Report the total number of lines that include the string "overall", without any other text.

····················

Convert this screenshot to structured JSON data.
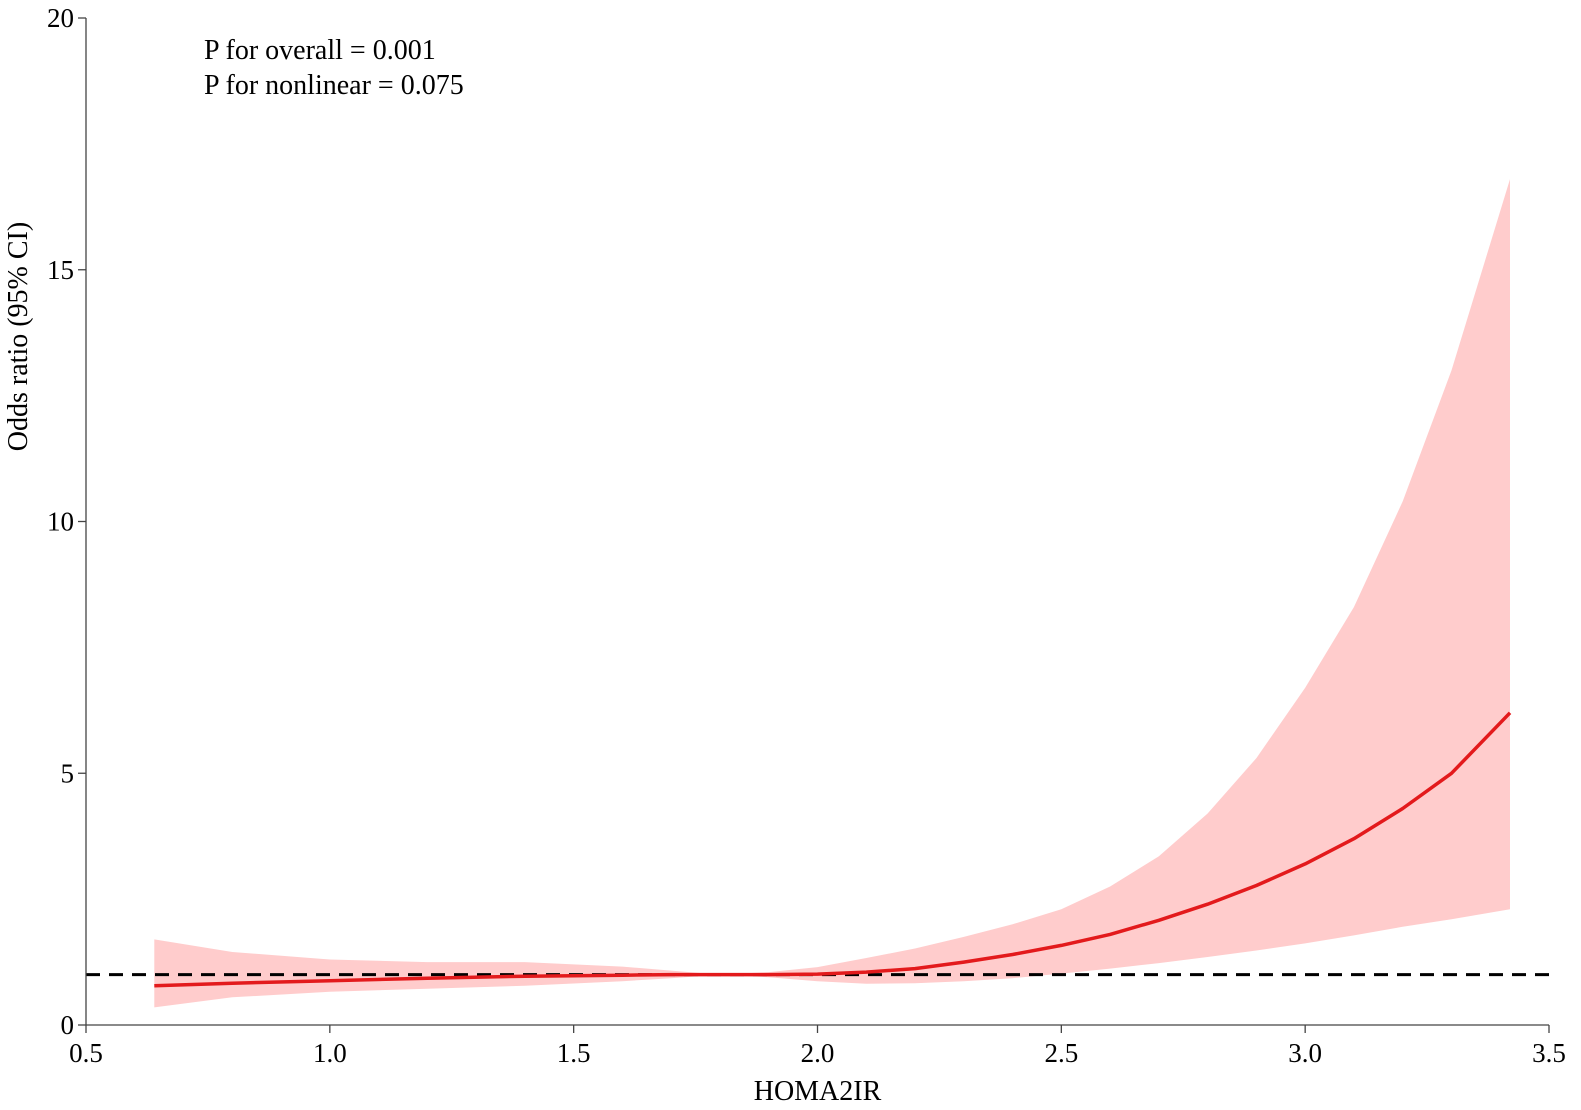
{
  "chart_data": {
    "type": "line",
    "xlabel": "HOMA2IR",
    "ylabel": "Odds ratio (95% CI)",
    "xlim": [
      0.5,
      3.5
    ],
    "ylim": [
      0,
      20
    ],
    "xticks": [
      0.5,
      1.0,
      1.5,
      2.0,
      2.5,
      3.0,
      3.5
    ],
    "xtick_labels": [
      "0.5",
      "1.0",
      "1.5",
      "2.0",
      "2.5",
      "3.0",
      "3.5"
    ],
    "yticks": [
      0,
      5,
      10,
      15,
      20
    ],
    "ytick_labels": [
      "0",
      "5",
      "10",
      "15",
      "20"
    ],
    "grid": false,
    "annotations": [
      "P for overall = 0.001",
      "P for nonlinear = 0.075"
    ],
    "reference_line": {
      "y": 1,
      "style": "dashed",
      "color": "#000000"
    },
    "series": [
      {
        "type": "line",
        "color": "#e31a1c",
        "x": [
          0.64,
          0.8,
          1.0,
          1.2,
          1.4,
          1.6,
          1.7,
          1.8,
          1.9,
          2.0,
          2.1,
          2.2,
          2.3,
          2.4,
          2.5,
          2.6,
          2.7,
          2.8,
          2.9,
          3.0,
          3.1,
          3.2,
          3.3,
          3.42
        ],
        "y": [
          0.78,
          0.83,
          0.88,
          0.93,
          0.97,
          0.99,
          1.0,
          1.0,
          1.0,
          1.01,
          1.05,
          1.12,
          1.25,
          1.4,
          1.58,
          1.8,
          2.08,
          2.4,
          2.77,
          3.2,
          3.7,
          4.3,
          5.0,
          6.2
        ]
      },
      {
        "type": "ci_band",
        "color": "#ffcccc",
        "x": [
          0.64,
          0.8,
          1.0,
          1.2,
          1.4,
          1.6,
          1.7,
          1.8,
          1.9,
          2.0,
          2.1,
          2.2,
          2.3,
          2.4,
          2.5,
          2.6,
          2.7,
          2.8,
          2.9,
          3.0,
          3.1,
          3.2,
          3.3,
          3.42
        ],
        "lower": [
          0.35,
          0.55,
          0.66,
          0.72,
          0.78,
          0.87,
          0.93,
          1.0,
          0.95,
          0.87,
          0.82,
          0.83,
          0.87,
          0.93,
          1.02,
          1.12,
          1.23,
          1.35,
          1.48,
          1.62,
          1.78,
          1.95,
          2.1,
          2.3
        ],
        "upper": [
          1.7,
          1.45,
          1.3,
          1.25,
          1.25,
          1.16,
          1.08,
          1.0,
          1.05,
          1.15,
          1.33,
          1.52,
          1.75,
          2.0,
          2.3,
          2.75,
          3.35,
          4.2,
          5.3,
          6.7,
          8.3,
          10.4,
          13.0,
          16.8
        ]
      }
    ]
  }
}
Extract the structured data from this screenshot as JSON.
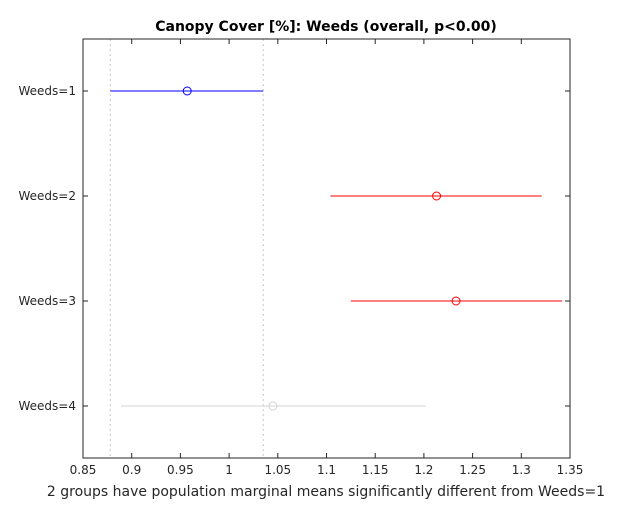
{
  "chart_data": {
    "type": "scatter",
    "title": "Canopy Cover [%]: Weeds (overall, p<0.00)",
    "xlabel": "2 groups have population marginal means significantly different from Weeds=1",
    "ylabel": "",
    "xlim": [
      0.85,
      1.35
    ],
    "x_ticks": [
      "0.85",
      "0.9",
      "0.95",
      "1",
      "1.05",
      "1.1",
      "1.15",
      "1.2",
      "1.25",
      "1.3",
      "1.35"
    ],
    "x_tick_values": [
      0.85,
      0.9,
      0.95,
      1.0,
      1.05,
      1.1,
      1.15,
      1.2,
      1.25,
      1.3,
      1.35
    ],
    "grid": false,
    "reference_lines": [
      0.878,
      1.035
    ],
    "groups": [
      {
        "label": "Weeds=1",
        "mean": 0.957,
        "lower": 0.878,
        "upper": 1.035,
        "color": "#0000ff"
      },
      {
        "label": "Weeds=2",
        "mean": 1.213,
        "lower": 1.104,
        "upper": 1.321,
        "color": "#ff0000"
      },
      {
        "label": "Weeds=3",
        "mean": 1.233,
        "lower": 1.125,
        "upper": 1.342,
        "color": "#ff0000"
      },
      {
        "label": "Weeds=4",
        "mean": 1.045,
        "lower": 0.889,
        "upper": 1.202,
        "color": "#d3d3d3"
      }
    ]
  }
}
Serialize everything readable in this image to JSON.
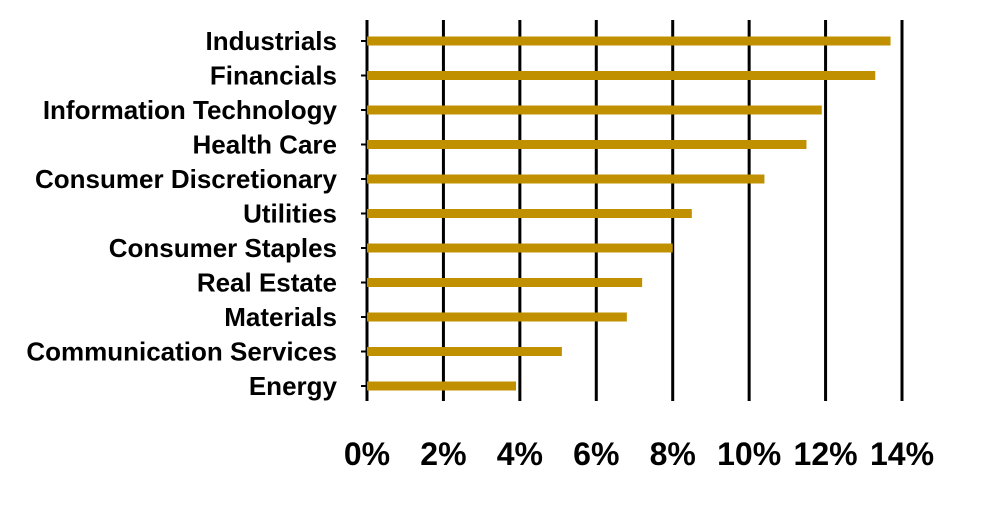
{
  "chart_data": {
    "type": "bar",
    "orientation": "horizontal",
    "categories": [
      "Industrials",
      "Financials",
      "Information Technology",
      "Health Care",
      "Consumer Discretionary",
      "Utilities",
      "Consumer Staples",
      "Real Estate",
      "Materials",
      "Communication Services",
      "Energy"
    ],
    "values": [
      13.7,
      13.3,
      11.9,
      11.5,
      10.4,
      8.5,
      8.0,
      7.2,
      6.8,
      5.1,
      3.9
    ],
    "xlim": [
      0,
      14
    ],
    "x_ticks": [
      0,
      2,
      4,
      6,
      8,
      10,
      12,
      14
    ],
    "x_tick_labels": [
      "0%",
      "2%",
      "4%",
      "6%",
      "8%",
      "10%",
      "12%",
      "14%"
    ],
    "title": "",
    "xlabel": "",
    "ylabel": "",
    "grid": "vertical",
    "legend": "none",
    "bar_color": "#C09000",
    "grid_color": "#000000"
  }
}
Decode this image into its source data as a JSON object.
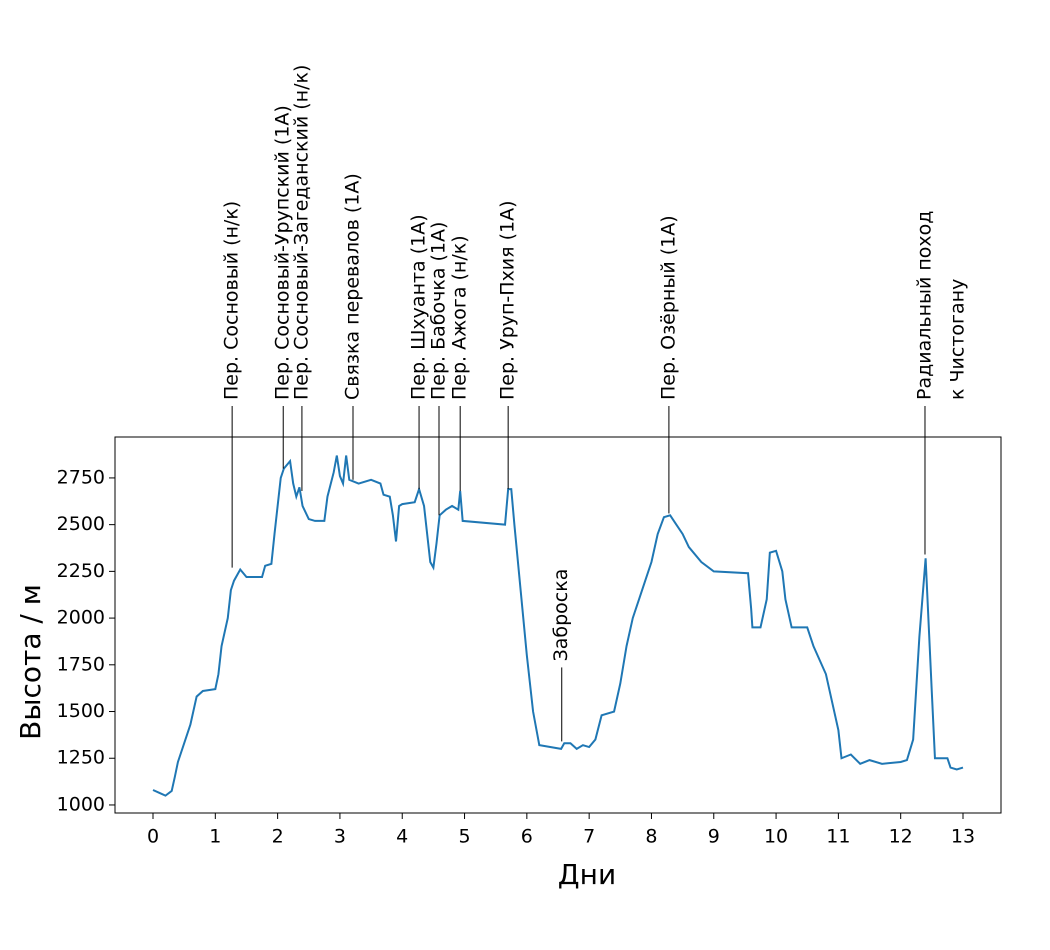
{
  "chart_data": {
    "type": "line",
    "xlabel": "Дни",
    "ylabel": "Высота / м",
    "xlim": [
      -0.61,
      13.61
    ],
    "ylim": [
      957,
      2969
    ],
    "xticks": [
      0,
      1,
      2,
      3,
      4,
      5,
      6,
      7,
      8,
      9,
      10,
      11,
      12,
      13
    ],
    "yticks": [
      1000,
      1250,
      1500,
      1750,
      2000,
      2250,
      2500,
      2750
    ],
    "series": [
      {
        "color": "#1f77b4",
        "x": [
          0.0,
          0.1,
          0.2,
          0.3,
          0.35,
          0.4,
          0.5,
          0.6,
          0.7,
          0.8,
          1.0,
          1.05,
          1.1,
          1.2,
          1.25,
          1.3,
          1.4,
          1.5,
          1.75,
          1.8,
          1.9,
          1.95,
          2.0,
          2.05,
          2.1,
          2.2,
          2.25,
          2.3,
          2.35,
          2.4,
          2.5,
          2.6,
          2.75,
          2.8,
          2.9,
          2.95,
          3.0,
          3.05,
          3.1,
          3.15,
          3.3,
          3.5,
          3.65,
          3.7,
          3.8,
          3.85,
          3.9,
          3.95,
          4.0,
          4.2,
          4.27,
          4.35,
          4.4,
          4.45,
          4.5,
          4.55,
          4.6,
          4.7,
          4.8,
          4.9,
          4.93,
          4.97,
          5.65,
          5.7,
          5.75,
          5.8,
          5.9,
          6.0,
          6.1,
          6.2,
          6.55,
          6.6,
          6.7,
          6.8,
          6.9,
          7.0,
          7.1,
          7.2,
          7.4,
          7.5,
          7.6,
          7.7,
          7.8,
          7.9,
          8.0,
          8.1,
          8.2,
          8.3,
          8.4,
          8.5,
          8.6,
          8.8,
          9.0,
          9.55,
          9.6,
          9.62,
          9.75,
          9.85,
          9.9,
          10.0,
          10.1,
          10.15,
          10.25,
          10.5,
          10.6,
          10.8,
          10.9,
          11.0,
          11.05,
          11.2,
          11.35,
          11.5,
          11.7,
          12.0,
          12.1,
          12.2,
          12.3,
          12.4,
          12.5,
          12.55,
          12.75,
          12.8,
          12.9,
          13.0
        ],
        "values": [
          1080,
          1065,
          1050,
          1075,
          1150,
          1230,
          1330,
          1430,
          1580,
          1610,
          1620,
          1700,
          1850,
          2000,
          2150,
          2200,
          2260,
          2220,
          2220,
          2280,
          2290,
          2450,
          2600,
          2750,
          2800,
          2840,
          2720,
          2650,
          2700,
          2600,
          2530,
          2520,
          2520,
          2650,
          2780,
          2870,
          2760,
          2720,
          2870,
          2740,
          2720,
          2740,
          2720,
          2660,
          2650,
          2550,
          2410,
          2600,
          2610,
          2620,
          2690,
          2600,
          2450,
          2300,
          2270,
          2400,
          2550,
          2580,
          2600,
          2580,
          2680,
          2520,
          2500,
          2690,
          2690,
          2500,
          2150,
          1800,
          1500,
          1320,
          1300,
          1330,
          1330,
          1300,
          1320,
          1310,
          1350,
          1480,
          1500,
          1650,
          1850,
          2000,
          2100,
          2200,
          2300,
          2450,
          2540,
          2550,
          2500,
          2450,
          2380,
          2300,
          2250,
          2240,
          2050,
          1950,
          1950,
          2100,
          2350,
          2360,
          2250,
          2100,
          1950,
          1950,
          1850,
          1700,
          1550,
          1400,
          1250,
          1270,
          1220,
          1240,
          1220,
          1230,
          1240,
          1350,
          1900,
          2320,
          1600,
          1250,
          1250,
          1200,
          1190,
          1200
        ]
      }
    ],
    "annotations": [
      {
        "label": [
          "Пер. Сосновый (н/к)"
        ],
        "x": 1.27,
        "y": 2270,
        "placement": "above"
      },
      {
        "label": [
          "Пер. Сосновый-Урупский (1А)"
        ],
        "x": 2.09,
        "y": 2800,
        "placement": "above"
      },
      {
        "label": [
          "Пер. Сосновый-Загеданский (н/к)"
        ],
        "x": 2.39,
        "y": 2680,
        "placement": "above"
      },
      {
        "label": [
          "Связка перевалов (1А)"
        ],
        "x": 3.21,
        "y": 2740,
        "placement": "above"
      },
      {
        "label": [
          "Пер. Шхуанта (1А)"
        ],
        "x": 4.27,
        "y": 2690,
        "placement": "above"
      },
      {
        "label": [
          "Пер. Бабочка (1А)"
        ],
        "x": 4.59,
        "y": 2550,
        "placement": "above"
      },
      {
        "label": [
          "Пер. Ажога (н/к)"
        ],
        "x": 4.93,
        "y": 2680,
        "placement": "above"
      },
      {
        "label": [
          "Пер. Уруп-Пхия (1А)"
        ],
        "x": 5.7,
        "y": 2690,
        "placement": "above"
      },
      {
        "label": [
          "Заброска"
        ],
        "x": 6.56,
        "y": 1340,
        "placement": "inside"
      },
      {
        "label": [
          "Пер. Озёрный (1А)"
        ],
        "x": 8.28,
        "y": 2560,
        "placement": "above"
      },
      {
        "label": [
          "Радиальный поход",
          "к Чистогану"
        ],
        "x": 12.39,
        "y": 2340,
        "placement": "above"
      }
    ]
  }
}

····················

## REPLY:
2